— START INFORMATION PROVIDED —
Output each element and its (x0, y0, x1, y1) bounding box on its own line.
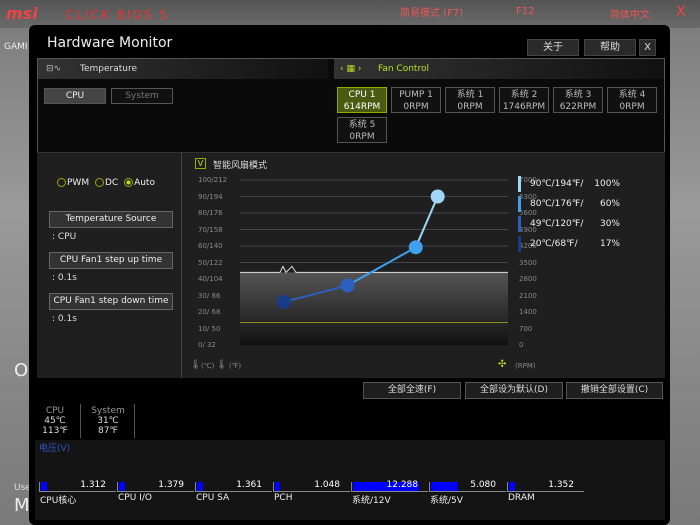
temperature-area (240, 272, 508, 345)
thermometer-icon: 🌡 (216, 360, 228, 370)
legend-swatch (518, 216, 521, 232)
legend-temp: 20℃/68℉/ (530, 239, 578, 249)
voltage-bar: 1.048 (273, 480, 350, 492)
left-tick-label: 0/ 32 (198, 341, 216, 349)
right-tick-label: 1400 (519, 308, 537, 316)
rpm-unit: (RPM) (515, 362, 536, 370)
voltage-bar: 1.379 (117, 480, 194, 492)
curve-point[interactable] (340, 278, 355, 293)
voltage-value: 1.048 (314, 480, 340, 490)
temp-c: 31℃ (97, 416, 119, 426)
left-tick-label: 20/ 68 (198, 308, 221, 316)
voltage-title: 电压(V) (39, 444, 71, 454)
curve-segment (414, 196, 439, 248)
left-tick-label: 60/140 (198, 242, 223, 250)
legend-swatch (518, 236, 521, 252)
voltage-value: 1.352 (548, 480, 574, 490)
voltage-bar: 1.361 (195, 480, 272, 492)
full-speed-button[interactable]: 全部全速(F) (363, 382, 461, 399)
voltage-bar: 1.352 (507, 480, 584, 492)
voltage-fill (509, 482, 515, 491)
temp-name: System (91, 406, 125, 416)
voltage-bar: 12.288 (351, 480, 428, 492)
temp-f: 87℉ (97, 426, 119, 436)
right-tick-label: 700 (519, 324, 533, 333)
voltage-fill (41, 482, 47, 491)
curve-point[interactable] (430, 189, 445, 204)
right-tick-label: 3500 (519, 258, 537, 267)
curve-point[interactable] (408, 240, 423, 255)
voltage-bar: 1.312 (39, 480, 116, 492)
voltage-label: PCH (274, 493, 293, 503)
voltage-fill (197, 482, 203, 491)
legend-temp: 80℃/176℉/ (530, 199, 584, 209)
divider (134, 404, 135, 438)
voltage-value: 1.361 (236, 480, 262, 490)
temp-f: 113℉ (42, 426, 68, 436)
left-tick-label: 40/104 (198, 275, 223, 283)
voltage-value: 1.379 (158, 480, 184, 490)
left-tick-label: 80/176 (198, 209, 223, 217)
voltage-fill (431, 482, 458, 491)
legend-temp: 49℃/120℉/ (530, 219, 584, 229)
legend-swatch (518, 176, 521, 192)
right-tick-label: 2800 (519, 275, 537, 283)
voltage-label: DRAM (508, 493, 535, 503)
legend-swatch (518, 196, 521, 212)
celsius-unit: (℃) (201, 362, 215, 370)
voltage-label: CPU I/O (118, 493, 152, 503)
voltage-value: 1.312 (80, 480, 106, 490)
cpu-temp: CPU 45℃ 113℉ (42, 406, 68, 436)
legend-pct: 17% (599, 239, 620, 249)
voltage-label: 系统/12V (352, 496, 391, 506)
divider (80, 404, 81, 438)
temp-name: CPU (45, 406, 65, 416)
fahrenheit-unit: (℉) (229, 362, 242, 370)
voltage-bar: 5.080 (429, 480, 506, 492)
voltage-label: 系统/5V (430, 496, 463, 506)
voltage-label: CPU核心 (40, 496, 77, 506)
legend-temp: 90℃/194℉/ (530, 179, 584, 189)
thermometer-icon: 🌡 (190, 360, 202, 370)
voltage-label: CPU SA (196, 493, 230, 503)
right-tick-label: 2100 (519, 291, 537, 300)
system-temp: System 31℃ 87℉ (89, 406, 127, 436)
left-tick-label: 100/212 (198, 176, 228, 184)
fan-icon: ✣ (498, 359, 507, 370)
temp-c: 45℃ (44, 416, 66, 426)
left-tick-label: 30/ 86 (198, 291, 221, 300)
left-tick-label: 10/ 50 (198, 324, 221, 333)
left-tick-label: 50/122 (198, 258, 223, 267)
left-tick-label: 70/158 (198, 225, 223, 234)
legend-pct: 30% (599, 219, 620, 229)
set-default-button[interactable]: 全部设为默认(D) (465, 382, 563, 399)
left-tick-label: 90/194 (198, 192, 223, 201)
legend-item: 80℃/176℉/ 60% (518, 196, 620, 212)
voltage-value: 12.288 (386, 480, 419, 490)
legend-pct: 100% (594, 179, 620, 189)
voltage-fill (275, 482, 280, 491)
undo-all-button[interactable]: 撤销全部设置(C) (566, 382, 663, 399)
right-tick-label: 0 (519, 341, 524, 349)
legend-item: 20℃/68℉/ 17% (518, 236, 620, 252)
legend-item: 49℃/120℉/ 30% (518, 216, 620, 232)
legend-pct: 60% (599, 199, 620, 209)
voltage-value: 5.080 (470, 480, 496, 490)
legend-item: 90℃/194℉/ 100% (518, 176, 620, 192)
curve-point[interactable] (276, 294, 291, 309)
voltage-fill (119, 482, 125, 491)
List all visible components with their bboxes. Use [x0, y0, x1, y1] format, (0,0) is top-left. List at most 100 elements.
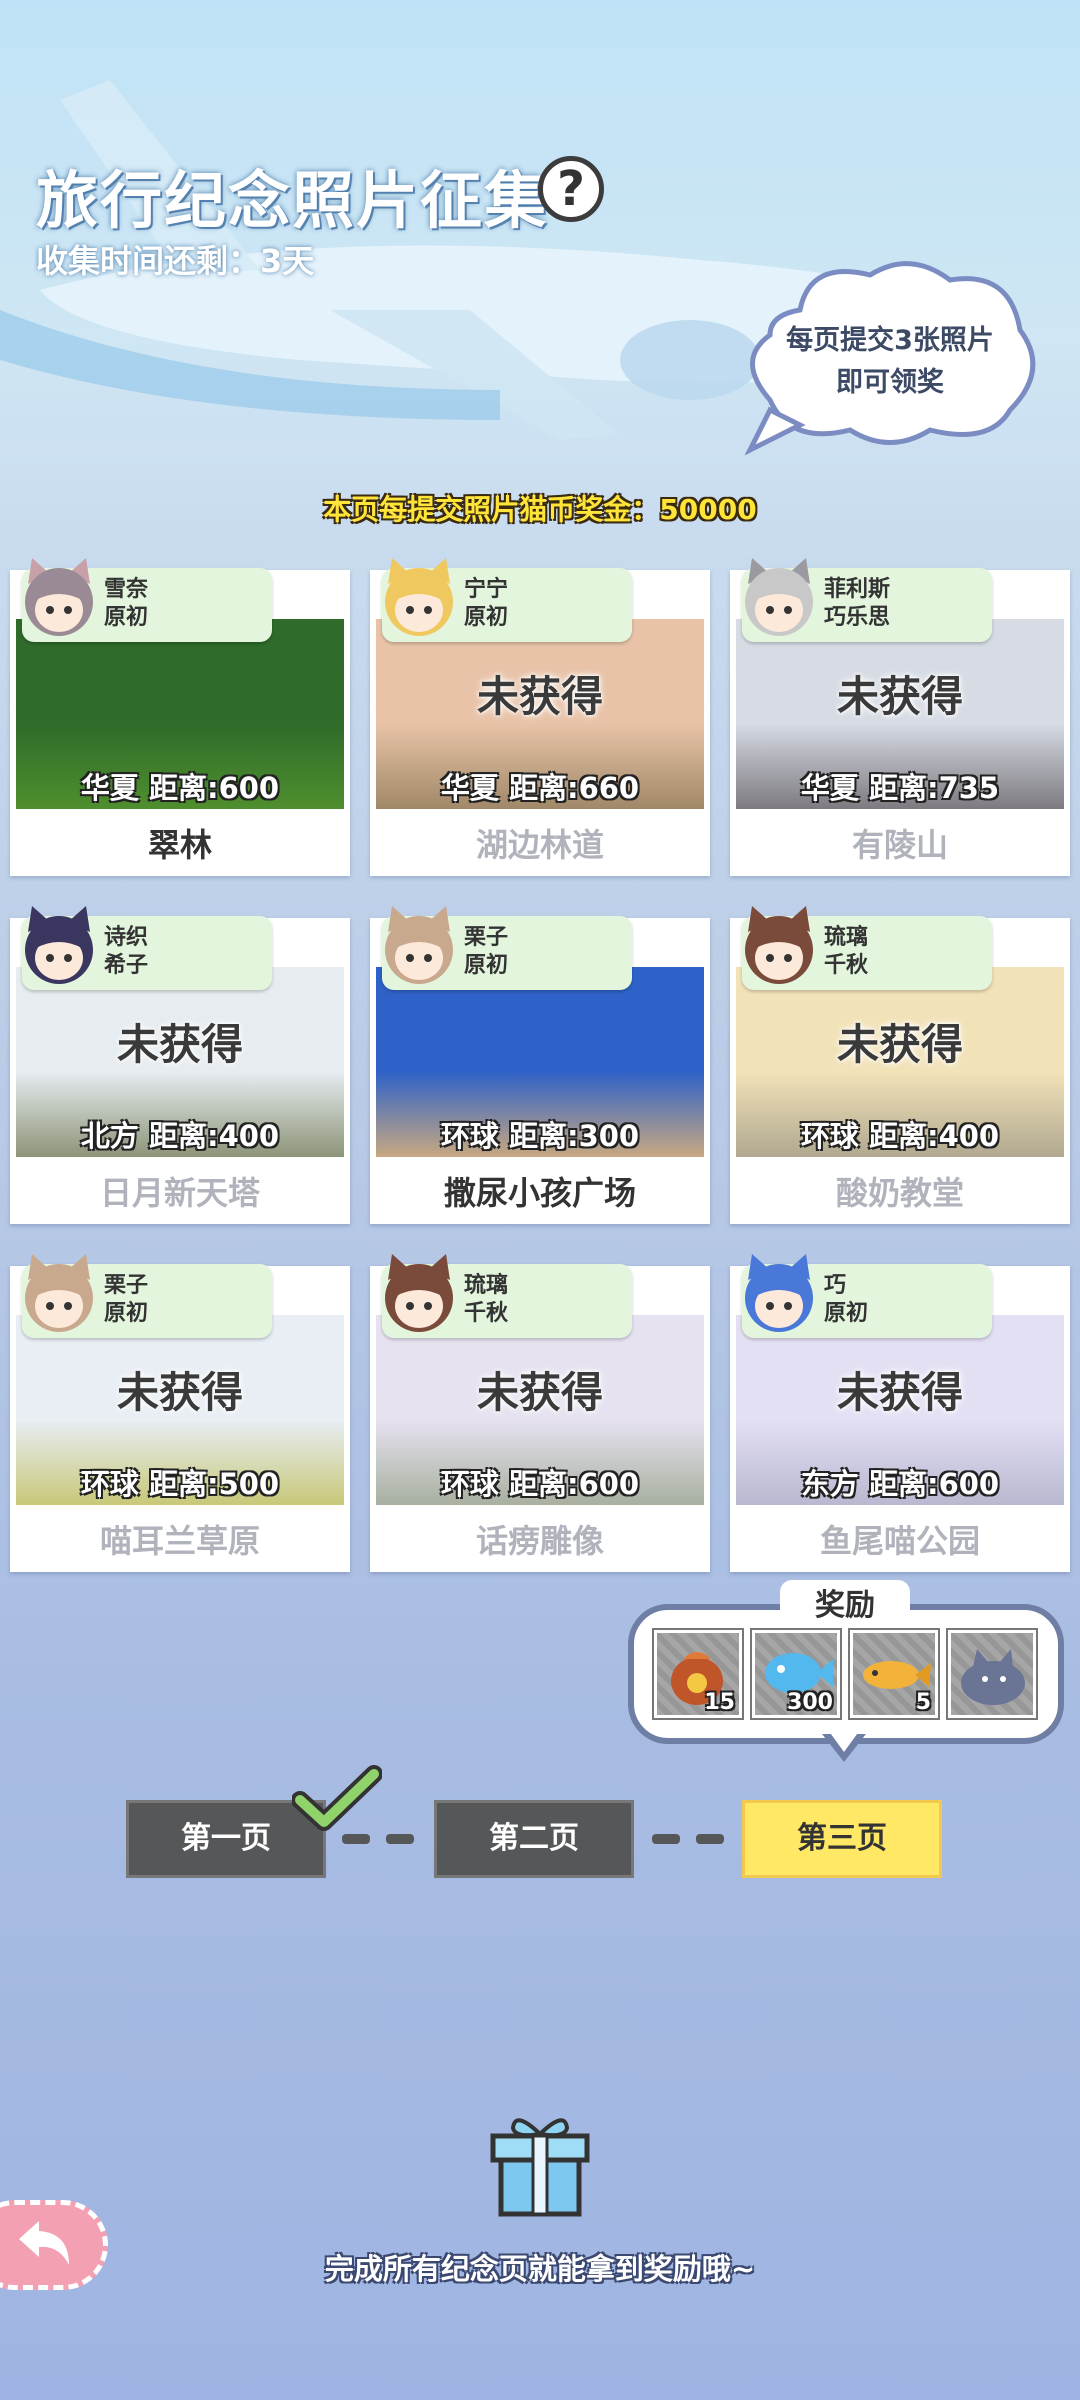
photo-thumbnail: 未获得华夏 距离:735	[736, 619, 1064, 809]
page-connector	[696, 1834, 724, 1844]
distance-label: 华夏 距离:660	[440, 771, 640, 805]
photo-card[interactable]: 未获得 华夏 距离:735 菲利斯 巧乐思 有陵山	[730, 558, 1070, 876]
photo-card[interactable]: 未获得 东方 距离:600 巧原初 鱼尾喵公园	[730, 1254, 1070, 1572]
character-name-line1: 诗织	[104, 925, 149, 950]
character-name: 栗子 原初	[464, 924, 508, 980]
character-avatar-icon	[385, 558, 453, 636]
place-name: 鱼尾喵公园	[819, 1522, 980, 1560]
character-avatar-icon	[745, 1254, 813, 1332]
photo-card[interactable]: 华夏 距离:600 雪奈 原初翠林	[10, 558, 350, 876]
tip-cloud-text: 每页提交3张照片 即可领奖	[740, 320, 1040, 404]
character-avatar-icon	[25, 906, 93, 984]
character-tag: 巧原初	[742, 1254, 992, 1338]
distance-label: 北方 距离:400	[80, 1119, 280, 1153]
photo-card[interactable]: 未获得 环球 距离:600 琉璃 千秋 话痨雕像	[370, 1254, 710, 1572]
character-name-line1: 栗子	[464, 925, 509, 950]
character-tag: 雪奈 原初	[22, 558, 272, 642]
not-obtained-label: 未获得	[836, 1020, 963, 1069]
place-name: 话痨雕像	[475, 1522, 604, 1560]
place-name: 湖边林道	[475, 826, 604, 864]
time-remaining: 收集时间还剩：3天	[36, 242, 315, 280]
character-name-line1: 宁宁	[464, 577, 509, 602]
character-avatar-icon	[25, 558, 93, 636]
distance-label: 华夏 距离:735	[800, 771, 1000, 805]
not-obtained-label: 未获得	[116, 1020, 243, 1069]
footer-hint: 完成所有纪念页就能拿到奖励哦~	[324, 2252, 756, 2286]
distance-label: 环球 距离:600	[440, 1467, 640, 1501]
character-name-line1: 巧	[824, 1273, 847, 1298]
place-name: 有陵山	[851, 826, 948, 864]
distance-label: 环球 距离:300	[440, 1119, 640, 1153]
character-avatar-icon	[25, 1254, 93, 1332]
place-name: 喵耳兰草原	[99, 1522, 260, 1560]
character-tag: 栗子 原初	[22, 1254, 272, 1338]
photo-thumbnail: 未获得东方 距离:600	[736, 1315, 1064, 1505]
gift-box-icon[interactable]	[485, 2110, 595, 2220]
reward-slot-blue-fish[interactable]: 300	[752, 1630, 840, 1718]
not-obtained-label: 未获得	[836, 1368, 963, 1417]
character-avatar-icon	[745, 558, 813, 636]
photo-card[interactable]: 未获得 北方 距离:400 诗织 希子 日月新天塔	[10, 906, 350, 1224]
character-name: 诗织 希子	[104, 924, 148, 980]
not-obtained-label: 未获得	[836, 672, 963, 721]
bonus-banner: 本页每提交照片猫币奖金：50000	[323, 493, 757, 526]
character-name-line2: 希子	[104, 953, 149, 978]
photo-thumbnail: 未获得环球 距离:400	[736, 967, 1064, 1157]
photo-thumbnail: 环球 距离:300	[376, 967, 704, 1157]
character-avatar-icon	[745, 906, 813, 984]
reward-count: 5	[915, 1690, 931, 1715]
place-name: 翠林	[147, 826, 212, 864]
character-avatar-icon	[385, 1254, 453, 1332]
character-name-line2: 千秋	[464, 1301, 509, 1326]
page-connector	[652, 1834, 680, 1844]
character-tag: 琉璃 千秋	[382, 1254, 632, 1338]
photo-card[interactable]: 环球 距离:300 栗子 原初 撒尿小孩广场	[370, 906, 710, 1224]
character-tag: 宁宁 原初	[382, 558, 632, 642]
reward-slot-cat-plush[interactable]	[948, 1630, 1036, 1718]
reward-count: 15	[704, 1690, 735, 1715]
photo-thumbnail: 未获得华夏 距离:660	[376, 619, 704, 809]
character-name: 栗子 原初	[104, 1272, 148, 1328]
distance-label: 环球 距离:500	[80, 1467, 280, 1501]
distance-label: 环球 距离:400	[800, 1119, 1000, 1153]
character-name: 雪奈 原初	[104, 576, 148, 632]
page-two-button[interactable]: 第二页	[434, 1800, 634, 1878]
photo-card[interactable]: 未获得 环球 距离:400 琉璃 千秋 酸奶教堂	[730, 906, 1070, 1224]
character-name-line1: 栗子	[104, 1273, 149, 1298]
character-name-line1: 琉璃	[464, 1273, 509, 1298]
page-title: 旅行纪念照片征集	[36, 164, 549, 237]
character-name-line2: 原初	[104, 1301, 149, 1326]
place-name: 酸奶教堂	[835, 1174, 964, 1212]
character-name-line2: 千秋	[824, 953, 869, 978]
character-name: 琉璃 千秋	[464, 1272, 508, 1328]
reward-title: 奖励	[780, 1580, 910, 1624]
character-tag: 栗子 原初	[382, 906, 632, 990]
not-obtained-label: 未获得	[476, 672, 603, 721]
character-name-line1: 琉璃	[824, 925, 869, 950]
help-button[interactable]: ?	[538, 156, 604, 222]
character-name: 琉璃 千秋	[824, 924, 868, 980]
photo-card[interactable]: 未获得 环球 距离:500 栗子 原初 喵耳兰草原	[10, 1254, 350, 1572]
photo-thumbnail: 未获得北方 距离:400	[16, 967, 344, 1157]
photo-thumbnail: 华夏 距离:600	[16, 619, 344, 809]
reward-slot-golden-fish[interactable]: 5	[850, 1630, 938, 1718]
character-name-line1: 菲利斯	[824, 577, 891, 602]
page-connector	[342, 1834, 370, 1844]
not-obtained-label: 未获得	[476, 1368, 603, 1417]
place-name: 日月新天塔	[99, 1174, 260, 1212]
character-name: 巧原初	[824, 1272, 868, 1328]
check-icon	[292, 1765, 382, 1831]
character-tag: 菲利斯 巧乐思	[742, 558, 992, 642]
character-name: 宁宁 原初	[464, 576, 508, 632]
cat-plush-icon	[961, 1649, 1025, 1705]
page-three-button[interactable]: 第三页	[742, 1800, 942, 1878]
photo-card[interactable]: 未获得 华夏 距离:660 宁宁 原初 湖边林道	[370, 558, 710, 876]
photo-thumbnail: 未获得环球 距离:600	[376, 1315, 704, 1505]
tip-line-1: 每页提交3张照片	[786, 325, 994, 356]
character-name-line2: 巧乐思	[824, 605, 891, 630]
reward-pointer-inner	[828, 1730, 860, 1752]
character-name-line2: 原初	[824, 1301, 869, 1326]
tip-line-2: 即可领奖	[836, 367, 944, 398]
reward-slot-coin-bag[interactable]: 15	[654, 1630, 742, 1718]
distance-label: 东方 距离:600	[800, 1467, 1000, 1501]
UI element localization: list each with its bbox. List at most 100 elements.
— END INFORMATION PROVIDED —
WORK INSTRUCTIONS >>
Copy out the stretch of lines from the one containing "temperature-area (240, 272, 508, 345)" through the one containing "voltage-value: 1.379 (158, 480, 184, 490)", both included, character for character.

RESULT OF THIS TASK >>
temperature-area (240, 272, 508, 345)
thermometer-icon: 🌡 (216, 360, 228, 370)
legend-swatch (518, 216, 521, 232)
legend-temp: 20℃/68℉/ (530, 239, 578, 249)
voltage-bar: 1.048 (273, 480, 350, 492)
left-tick-label: 0/ 32 (198, 341, 216, 349)
right-tick-label: 1400 (519, 308, 537, 316)
rpm-unit: (RPM) (515, 362, 536, 370)
voltage-bar: 1.379 (117, 480, 194, 492)
curve-point[interactable] (340, 278, 355, 293)
voltage-value: 1.048 (314, 480, 340, 490)
temp-c: 31℃ (97, 416, 119, 426)
left-tick-label: 20/ 68 (198, 308, 221, 316)
voltage-title: 电压(V) (39, 444, 71, 454)
curve-segment (414, 196, 439, 248)
left-tick-label: 60/140 (198, 242, 223, 250)
legend-swatch (518, 236, 521, 252)
voltage-value: 1.352 (548, 480, 574, 490)
voltage-bar: 1.361 (195, 480, 272, 492)
full-speed-button[interactable]: 全部全速(F) (363, 382, 461, 399)
voltage-bar: 1.352 (507, 480, 584, 492)
voltage-fill (509, 482, 515, 491)
temp-name: System (91, 406, 125, 416)
voltage-bar: 12.288 (351, 480, 428, 492)
temp-f: 87℉ (97, 426, 119, 436)
right-tick-label: 700 (519, 324, 533, 333)
voltage-fill (41, 482, 47, 491)
curve-point[interactable] (430, 189, 445, 204)
right-tick-label: 3500 (519, 258, 537, 267)
curve-point[interactable] (408, 240, 423, 255)
voltage-bar: 1.312 (39, 480, 116, 492)
voltage-label: PCH (274, 493, 293, 503)
voltage-fill (197, 482, 203, 491)
legend-temp: 80℃/176℉/ (530, 199, 584, 209)
divider (134, 404, 135, 438)
voltage-value: 1.361 (236, 480, 262, 490)
temp-f: 113℉ (42, 426, 68, 436)
left-tick-label: 40/104 (198, 275, 223, 283)
voltage-value: 1.379 (158, 480, 184, 490)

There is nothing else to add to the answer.